What the task asks: Return the line containing "What data populates" and all lines after it exactly; stop at the end of the material.

▼▼▼

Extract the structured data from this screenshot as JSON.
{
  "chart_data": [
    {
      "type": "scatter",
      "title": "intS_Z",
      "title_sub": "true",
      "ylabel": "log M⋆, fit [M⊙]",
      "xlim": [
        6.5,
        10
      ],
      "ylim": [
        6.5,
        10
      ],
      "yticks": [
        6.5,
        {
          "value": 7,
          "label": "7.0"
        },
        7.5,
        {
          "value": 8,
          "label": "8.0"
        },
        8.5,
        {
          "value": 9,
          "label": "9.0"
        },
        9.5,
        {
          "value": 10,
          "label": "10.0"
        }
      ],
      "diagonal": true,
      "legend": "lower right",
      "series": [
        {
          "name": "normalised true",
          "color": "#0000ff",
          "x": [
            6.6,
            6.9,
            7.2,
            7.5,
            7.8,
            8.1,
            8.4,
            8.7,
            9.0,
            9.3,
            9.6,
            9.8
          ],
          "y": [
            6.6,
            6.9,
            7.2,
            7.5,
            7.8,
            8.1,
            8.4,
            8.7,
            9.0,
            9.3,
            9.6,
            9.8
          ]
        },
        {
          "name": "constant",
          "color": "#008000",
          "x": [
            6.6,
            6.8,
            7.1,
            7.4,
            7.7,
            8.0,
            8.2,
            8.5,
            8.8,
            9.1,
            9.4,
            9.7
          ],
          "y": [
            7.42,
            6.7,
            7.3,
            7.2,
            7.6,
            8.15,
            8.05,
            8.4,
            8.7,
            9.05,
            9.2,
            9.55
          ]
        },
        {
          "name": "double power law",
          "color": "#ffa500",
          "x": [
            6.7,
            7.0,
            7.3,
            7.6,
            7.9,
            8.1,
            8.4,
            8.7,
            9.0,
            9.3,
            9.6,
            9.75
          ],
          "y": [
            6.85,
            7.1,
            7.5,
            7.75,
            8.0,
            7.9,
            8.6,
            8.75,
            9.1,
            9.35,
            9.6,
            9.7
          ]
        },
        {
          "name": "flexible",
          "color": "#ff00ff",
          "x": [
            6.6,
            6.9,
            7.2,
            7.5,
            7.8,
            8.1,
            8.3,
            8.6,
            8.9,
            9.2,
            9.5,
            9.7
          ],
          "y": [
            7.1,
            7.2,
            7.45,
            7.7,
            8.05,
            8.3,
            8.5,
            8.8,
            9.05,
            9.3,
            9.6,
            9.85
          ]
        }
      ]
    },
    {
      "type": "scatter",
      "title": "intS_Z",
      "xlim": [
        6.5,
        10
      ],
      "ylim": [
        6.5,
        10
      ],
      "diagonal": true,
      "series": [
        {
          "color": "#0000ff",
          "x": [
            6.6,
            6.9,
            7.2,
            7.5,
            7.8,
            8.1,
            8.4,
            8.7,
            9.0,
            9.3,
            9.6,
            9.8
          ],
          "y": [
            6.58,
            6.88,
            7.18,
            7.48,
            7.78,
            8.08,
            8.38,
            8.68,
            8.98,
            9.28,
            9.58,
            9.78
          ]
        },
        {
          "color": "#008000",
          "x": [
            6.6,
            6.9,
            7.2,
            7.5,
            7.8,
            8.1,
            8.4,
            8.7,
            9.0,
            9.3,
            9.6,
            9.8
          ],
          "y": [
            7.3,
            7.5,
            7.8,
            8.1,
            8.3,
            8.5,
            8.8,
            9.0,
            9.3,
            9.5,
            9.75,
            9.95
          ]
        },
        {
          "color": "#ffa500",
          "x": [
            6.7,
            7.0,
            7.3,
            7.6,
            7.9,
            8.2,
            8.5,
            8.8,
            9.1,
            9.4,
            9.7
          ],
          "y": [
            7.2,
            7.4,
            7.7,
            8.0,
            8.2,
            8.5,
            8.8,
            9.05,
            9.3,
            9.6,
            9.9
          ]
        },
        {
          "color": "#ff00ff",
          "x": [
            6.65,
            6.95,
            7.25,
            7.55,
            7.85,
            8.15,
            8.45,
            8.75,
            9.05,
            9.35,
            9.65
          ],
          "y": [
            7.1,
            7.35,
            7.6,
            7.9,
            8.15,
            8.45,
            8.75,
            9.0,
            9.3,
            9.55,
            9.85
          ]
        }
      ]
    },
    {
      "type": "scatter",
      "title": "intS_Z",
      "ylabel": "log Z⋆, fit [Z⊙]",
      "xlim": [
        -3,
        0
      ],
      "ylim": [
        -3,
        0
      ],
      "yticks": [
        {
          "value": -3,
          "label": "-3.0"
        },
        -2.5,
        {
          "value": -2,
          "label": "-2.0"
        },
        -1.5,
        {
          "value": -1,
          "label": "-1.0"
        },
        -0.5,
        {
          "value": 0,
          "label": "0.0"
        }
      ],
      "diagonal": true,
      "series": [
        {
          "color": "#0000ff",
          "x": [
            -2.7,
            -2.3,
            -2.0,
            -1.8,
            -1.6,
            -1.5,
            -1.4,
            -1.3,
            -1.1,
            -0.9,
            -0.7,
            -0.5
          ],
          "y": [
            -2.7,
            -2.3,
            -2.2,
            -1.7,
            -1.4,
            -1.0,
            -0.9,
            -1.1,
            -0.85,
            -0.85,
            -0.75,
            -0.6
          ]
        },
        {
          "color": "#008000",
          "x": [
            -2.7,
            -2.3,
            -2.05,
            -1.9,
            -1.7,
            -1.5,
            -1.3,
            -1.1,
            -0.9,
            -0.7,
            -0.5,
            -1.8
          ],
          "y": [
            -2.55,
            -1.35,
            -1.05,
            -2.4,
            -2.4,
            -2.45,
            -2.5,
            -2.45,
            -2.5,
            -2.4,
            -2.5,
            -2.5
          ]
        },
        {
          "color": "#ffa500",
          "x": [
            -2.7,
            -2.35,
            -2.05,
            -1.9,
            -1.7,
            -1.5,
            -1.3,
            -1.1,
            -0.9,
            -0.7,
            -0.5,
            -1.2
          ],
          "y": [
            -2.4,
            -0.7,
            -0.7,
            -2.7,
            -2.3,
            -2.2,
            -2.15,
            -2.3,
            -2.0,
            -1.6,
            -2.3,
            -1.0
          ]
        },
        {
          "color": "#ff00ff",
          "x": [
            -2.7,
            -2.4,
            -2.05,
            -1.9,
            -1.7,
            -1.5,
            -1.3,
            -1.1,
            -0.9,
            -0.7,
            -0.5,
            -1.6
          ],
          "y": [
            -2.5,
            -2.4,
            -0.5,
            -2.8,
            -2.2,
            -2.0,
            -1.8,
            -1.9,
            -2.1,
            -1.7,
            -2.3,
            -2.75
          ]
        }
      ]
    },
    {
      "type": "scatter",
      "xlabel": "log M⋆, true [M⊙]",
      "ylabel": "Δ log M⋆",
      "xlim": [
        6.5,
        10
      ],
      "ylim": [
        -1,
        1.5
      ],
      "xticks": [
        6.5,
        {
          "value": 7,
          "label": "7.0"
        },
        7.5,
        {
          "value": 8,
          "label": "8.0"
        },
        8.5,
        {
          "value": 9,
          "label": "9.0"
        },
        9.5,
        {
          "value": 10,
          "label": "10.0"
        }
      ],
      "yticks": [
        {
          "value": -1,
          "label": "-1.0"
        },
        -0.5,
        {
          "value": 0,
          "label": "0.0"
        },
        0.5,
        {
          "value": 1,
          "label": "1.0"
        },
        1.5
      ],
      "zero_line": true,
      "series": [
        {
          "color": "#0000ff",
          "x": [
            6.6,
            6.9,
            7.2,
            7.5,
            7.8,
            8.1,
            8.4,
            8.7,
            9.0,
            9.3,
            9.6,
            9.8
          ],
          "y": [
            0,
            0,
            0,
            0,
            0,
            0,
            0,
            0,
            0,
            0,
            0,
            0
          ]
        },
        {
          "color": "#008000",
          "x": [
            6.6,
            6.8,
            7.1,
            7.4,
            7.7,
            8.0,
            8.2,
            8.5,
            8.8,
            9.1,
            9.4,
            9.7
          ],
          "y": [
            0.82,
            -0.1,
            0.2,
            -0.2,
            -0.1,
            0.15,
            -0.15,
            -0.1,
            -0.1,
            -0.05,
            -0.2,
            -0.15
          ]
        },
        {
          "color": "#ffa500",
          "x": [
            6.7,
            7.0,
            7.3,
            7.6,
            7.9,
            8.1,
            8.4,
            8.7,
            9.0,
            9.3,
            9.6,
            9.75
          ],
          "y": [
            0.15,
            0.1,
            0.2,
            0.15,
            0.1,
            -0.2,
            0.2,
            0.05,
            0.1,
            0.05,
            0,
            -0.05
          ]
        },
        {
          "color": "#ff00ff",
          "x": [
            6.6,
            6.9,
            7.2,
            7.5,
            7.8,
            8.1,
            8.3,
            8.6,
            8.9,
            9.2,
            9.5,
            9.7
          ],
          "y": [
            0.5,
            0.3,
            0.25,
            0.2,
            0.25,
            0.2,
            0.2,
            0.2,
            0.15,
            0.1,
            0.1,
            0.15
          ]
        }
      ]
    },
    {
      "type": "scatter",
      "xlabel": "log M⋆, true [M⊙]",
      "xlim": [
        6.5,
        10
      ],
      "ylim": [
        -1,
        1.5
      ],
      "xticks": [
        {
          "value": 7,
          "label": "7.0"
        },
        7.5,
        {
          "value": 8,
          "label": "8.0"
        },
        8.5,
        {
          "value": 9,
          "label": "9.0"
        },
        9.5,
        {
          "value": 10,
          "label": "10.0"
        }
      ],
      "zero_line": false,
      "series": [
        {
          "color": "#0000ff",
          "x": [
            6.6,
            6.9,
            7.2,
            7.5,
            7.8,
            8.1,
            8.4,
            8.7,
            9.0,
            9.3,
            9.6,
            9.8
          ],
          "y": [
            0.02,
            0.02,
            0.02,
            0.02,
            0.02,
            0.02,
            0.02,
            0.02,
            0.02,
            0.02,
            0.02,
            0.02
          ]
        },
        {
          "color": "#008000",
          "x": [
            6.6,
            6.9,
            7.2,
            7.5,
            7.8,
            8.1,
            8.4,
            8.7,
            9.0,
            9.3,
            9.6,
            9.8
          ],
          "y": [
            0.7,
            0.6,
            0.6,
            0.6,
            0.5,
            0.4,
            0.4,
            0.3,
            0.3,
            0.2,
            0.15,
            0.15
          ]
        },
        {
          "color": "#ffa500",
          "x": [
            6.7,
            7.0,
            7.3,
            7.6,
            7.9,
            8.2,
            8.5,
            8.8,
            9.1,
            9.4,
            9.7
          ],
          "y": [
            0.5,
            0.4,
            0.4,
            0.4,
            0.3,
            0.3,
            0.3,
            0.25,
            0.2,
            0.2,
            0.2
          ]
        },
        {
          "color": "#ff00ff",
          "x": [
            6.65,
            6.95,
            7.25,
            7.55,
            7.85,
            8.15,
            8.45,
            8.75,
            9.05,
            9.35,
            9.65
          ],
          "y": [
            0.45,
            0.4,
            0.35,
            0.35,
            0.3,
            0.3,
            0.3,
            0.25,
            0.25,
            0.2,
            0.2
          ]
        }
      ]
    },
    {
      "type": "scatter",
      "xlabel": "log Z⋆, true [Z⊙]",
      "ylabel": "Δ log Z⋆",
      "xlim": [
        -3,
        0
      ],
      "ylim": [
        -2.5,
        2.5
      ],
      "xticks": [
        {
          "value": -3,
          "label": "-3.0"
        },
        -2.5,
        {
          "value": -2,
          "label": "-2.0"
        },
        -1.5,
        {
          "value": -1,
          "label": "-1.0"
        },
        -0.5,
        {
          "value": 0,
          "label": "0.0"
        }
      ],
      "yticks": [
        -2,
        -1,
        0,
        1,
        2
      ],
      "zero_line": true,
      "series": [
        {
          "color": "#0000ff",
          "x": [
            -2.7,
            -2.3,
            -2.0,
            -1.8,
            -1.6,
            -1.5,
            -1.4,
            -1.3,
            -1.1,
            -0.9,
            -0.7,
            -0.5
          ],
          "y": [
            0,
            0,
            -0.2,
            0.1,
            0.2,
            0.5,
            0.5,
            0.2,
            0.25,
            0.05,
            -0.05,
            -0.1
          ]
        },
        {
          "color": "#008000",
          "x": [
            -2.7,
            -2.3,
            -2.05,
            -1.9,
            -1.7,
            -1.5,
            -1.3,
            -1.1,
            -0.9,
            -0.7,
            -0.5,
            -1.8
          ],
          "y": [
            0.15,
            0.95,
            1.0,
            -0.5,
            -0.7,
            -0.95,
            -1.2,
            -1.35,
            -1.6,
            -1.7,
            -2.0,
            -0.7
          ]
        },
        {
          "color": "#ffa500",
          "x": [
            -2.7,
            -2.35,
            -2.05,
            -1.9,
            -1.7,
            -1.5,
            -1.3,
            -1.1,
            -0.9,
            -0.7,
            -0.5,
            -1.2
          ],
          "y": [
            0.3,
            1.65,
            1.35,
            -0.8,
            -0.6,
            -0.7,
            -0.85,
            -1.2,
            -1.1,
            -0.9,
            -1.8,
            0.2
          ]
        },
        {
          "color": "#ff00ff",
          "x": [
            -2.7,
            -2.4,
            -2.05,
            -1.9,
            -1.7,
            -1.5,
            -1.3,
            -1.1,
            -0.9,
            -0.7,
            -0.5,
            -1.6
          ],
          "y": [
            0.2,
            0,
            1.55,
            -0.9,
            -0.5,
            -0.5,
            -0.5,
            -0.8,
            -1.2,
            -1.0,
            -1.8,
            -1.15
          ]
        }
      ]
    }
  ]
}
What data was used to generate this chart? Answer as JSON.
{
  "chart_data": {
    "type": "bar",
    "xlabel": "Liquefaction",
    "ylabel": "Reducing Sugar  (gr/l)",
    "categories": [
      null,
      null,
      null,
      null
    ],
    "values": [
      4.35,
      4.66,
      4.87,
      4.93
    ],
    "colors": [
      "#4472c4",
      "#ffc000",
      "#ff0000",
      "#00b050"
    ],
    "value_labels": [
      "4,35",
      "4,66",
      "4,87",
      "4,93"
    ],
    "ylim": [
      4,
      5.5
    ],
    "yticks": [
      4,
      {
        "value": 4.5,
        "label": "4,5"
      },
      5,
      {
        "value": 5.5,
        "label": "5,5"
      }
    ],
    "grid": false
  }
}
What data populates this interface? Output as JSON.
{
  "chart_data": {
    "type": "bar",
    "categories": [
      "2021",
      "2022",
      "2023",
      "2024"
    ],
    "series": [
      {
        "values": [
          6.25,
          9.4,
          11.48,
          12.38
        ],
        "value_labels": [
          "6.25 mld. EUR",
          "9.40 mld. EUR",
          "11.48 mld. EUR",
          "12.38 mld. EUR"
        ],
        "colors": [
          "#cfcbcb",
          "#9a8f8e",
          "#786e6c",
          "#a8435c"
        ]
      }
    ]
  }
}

▲▲▲

Correct answer:
What data populates this interface? Output as JSON.
{
  "chart_data": {
    "type": "bar",
    "categories": [
      "2021",
      "2022",
      "2023",
      "2024"
    ],
    "series": [
      {
        "values": [
          6.25,
          9.4,
          11.48,
          12.38
        ],
        "value_labels": [
          "6.25 mld. EUR",
          "9.40 mld. EUR",
          "11.48 mld. EUR",
          "12.38 mld. EUR"
        ],
        "colors": [
          "#cfcbcb",
          "#9a8f8e",
          "#786e6c",
          "#a8435c"
        ]
      }
    ]
  }
}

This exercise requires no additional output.